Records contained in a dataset
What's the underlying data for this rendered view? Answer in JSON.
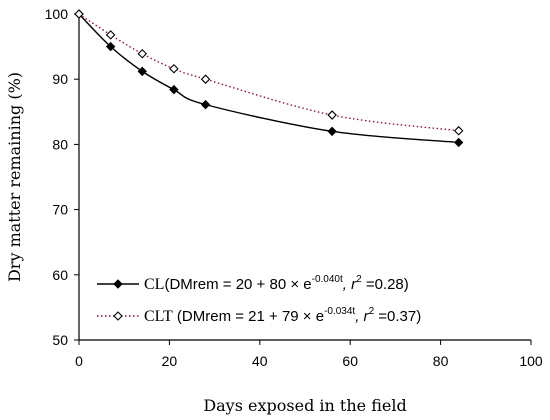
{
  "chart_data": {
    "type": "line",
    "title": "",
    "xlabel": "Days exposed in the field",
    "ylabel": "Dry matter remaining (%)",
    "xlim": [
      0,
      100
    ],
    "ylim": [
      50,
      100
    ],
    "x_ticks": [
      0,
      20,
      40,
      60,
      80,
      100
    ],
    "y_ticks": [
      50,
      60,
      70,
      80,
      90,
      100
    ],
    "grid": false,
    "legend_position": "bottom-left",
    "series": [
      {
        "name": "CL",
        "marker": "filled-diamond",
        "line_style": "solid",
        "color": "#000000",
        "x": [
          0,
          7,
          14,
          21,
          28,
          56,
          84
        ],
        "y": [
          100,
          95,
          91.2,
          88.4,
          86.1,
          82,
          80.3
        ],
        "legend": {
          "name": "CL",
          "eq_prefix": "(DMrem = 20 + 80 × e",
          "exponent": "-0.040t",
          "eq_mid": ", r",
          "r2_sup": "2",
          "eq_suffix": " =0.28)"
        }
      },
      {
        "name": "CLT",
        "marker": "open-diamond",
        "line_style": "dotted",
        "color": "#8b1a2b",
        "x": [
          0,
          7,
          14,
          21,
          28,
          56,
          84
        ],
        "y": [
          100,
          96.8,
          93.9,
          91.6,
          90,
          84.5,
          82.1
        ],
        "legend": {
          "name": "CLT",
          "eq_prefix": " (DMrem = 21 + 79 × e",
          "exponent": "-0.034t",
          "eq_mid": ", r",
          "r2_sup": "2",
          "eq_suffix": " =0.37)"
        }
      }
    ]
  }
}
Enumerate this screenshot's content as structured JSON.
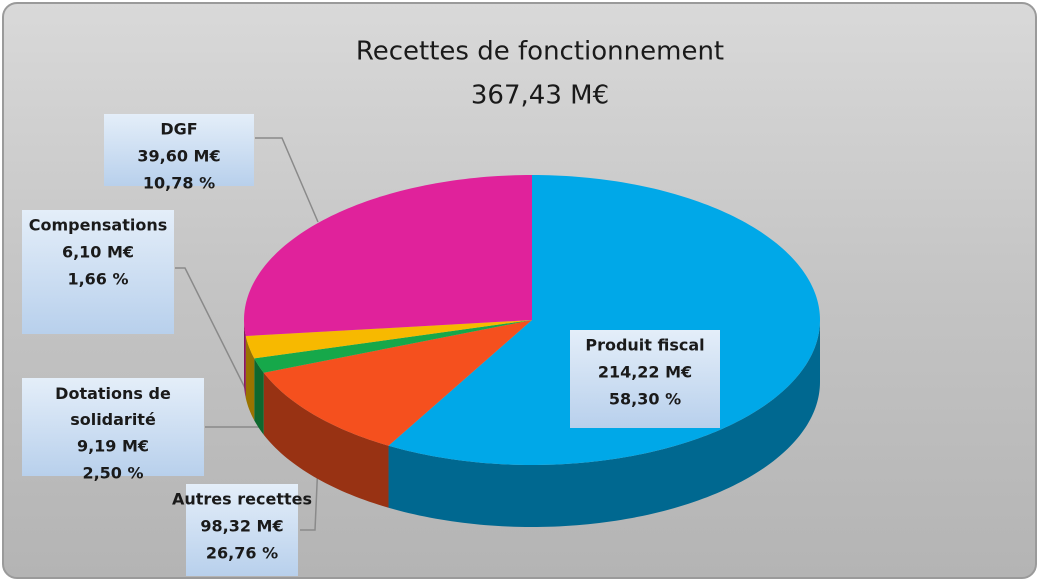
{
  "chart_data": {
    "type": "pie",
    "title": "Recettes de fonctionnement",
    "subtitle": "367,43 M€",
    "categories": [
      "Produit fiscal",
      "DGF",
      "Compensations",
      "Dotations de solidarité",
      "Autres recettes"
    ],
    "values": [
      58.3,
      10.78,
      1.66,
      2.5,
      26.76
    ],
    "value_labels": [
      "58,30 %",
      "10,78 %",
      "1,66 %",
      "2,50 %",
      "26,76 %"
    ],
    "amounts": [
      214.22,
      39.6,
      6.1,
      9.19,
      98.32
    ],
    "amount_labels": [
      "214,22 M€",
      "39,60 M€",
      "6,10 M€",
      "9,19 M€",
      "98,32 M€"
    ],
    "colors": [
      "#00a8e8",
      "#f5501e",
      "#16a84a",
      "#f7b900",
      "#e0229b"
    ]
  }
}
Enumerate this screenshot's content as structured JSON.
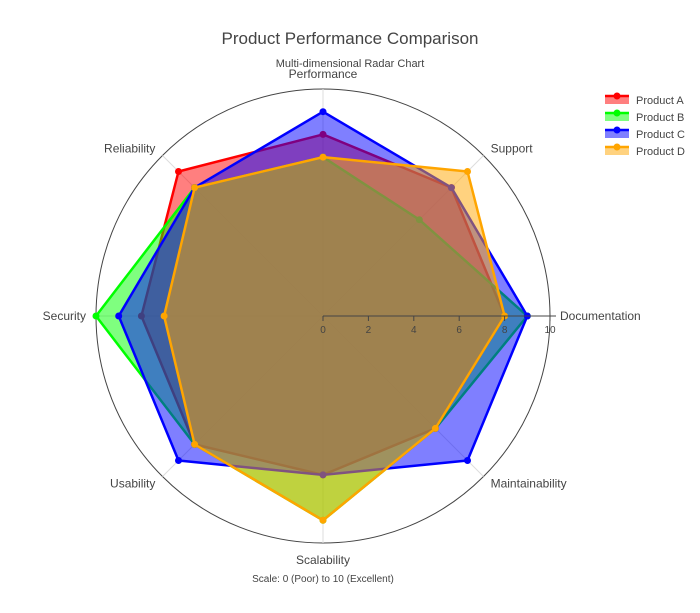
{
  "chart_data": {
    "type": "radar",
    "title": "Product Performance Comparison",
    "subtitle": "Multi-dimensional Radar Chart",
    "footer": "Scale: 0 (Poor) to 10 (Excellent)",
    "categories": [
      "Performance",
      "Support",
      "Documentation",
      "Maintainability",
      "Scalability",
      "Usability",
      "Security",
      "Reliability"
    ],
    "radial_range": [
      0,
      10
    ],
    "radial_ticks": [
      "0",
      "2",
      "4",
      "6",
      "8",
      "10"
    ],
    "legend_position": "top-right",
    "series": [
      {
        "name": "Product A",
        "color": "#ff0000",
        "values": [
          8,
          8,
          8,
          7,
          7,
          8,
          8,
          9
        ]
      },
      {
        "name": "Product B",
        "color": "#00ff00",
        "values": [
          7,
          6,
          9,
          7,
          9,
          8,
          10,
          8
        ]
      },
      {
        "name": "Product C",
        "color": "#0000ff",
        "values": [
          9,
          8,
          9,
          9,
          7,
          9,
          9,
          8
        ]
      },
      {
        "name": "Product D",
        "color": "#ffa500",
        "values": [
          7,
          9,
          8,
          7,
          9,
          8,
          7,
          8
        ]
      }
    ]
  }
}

_PROMPT:_
Skipping the pictures, transcribe each line above exactly as it appears.

_FINISHED EXERCISE:_
What's the underlying data for this rendered view? Answer in JSON.
{
  "chart_data": {
    "type": "line",
    "title": "",
    "xlabel": "Days exposed in the field",
    "ylabel": "Dry matter remaining (%)",
    "xlim": [
      0,
      100
    ],
    "ylim": [
      50,
      100
    ],
    "x_ticks": [
      0,
      20,
      40,
      60,
      80,
      100
    ],
    "y_ticks": [
      50,
      60,
      70,
      80,
      90,
      100
    ],
    "grid": false,
    "legend_position": "bottom-left",
    "series": [
      {
        "name": "CL",
        "marker": "filled-diamond",
        "line_style": "solid",
        "color": "#000000",
        "x": [
          0,
          7,
          14,
          21,
          28,
          56,
          84
        ],
        "y": [
          100,
          95,
          91.2,
          88.4,
          86.1,
          82,
          80.3
        ],
        "legend": {
          "name": "CL",
          "eq_prefix": "(DMrem = 20 + 80 × e",
          "exponent": "-0.040t",
          "eq_mid": ", r",
          "r2_sup": "2",
          "eq_suffix": " =0.28)"
        }
      },
      {
        "name": "CLT",
        "marker": "open-diamond",
        "line_style": "dotted",
        "color": "#8b1a2b",
        "x": [
          0,
          7,
          14,
          21,
          28,
          56,
          84
        ],
        "y": [
          100,
          96.8,
          93.9,
          91.6,
          90,
          84.5,
          82.1
        ],
        "legend": {
          "name": "CLT",
          "eq_prefix": " (DMrem = 21 + 79 × e",
          "exponent": "-0.034t",
          "eq_mid": ", r",
          "r2_sup": "2",
          "eq_suffix": " =0.37)"
        }
      }
    ]
  }
}
Enumerate this screenshot's content as structured JSON.
{
  "chart_data": {
    "type": "pie",
    "title": "Recettes de fonctionnement",
    "subtitle": "367,43 M€",
    "categories": [
      "Produit fiscal",
      "DGF",
      "Compensations",
      "Dotations de solidarité",
      "Autres recettes"
    ],
    "values": [
      58.3,
      10.78,
      1.66,
      2.5,
      26.76
    ],
    "value_labels": [
      "58,30 %",
      "10,78 %",
      "1,66 %",
      "2,50 %",
      "26,76 %"
    ],
    "amounts": [
      214.22,
      39.6,
      6.1,
      9.19,
      98.32
    ],
    "amount_labels": [
      "214,22 M€",
      "39,60 M€",
      "6,10 M€",
      "9,19 M€",
      "98,32 M€"
    ],
    "colors": [
      "#00a8e8",
      "#f5501e",
      "#16a84a",
      "#f7b900",
      "#e0229b"
    ]
  }
}
Enumerate this screenshot's content as structured JSON.
{
  "chart_data": {
    "type": "radar",
    "title": "Product Performance Comparison",
    "subtitle": "Multi-dimensional Radar Chart",
    "footer": "Scale: 0 (Poor) to 10 (Excellent)",
    "categories": [
      "Performance",
      "Support",
      "Documentation",
      "Maintainability",
      "Scalability",
      "Usability",
      "Security",
      "Reliability"
    ],
    "radial_range": [
      0,
      10
    ],
    "radial_ticks": [
      "0",
      "2",
      "4",
      "6",
      "8",
      "10"
    ],
    "legend_position": "top-right",
    "series": [
      {
        "name": "Product A",
        "color": "#ff0000",
        "values": [
          8,
          8,
          8,
          7,
          7,
          8,
          8,
          9
        ]
      },
      {
        "name": "Product B",
        "color": "#00ff00",
        "values": [
          7,
          6,
          9,
          7,
          9,
          8,
          10,
          8
        ]
      },
      {
        "name": "Product C",
        "color": "#0000ff",
        "values": [
          9,
          8,
          9,
          9,
          7,
          9,
          9,
          8
        ]
      },
      {
        "name": "Product D",
        "color": "#ffa500",
        "values": [
          7,
          9,
          8,
          7,
          9,
          8,
          7,
          8
        ]
      }
    ]
  }
}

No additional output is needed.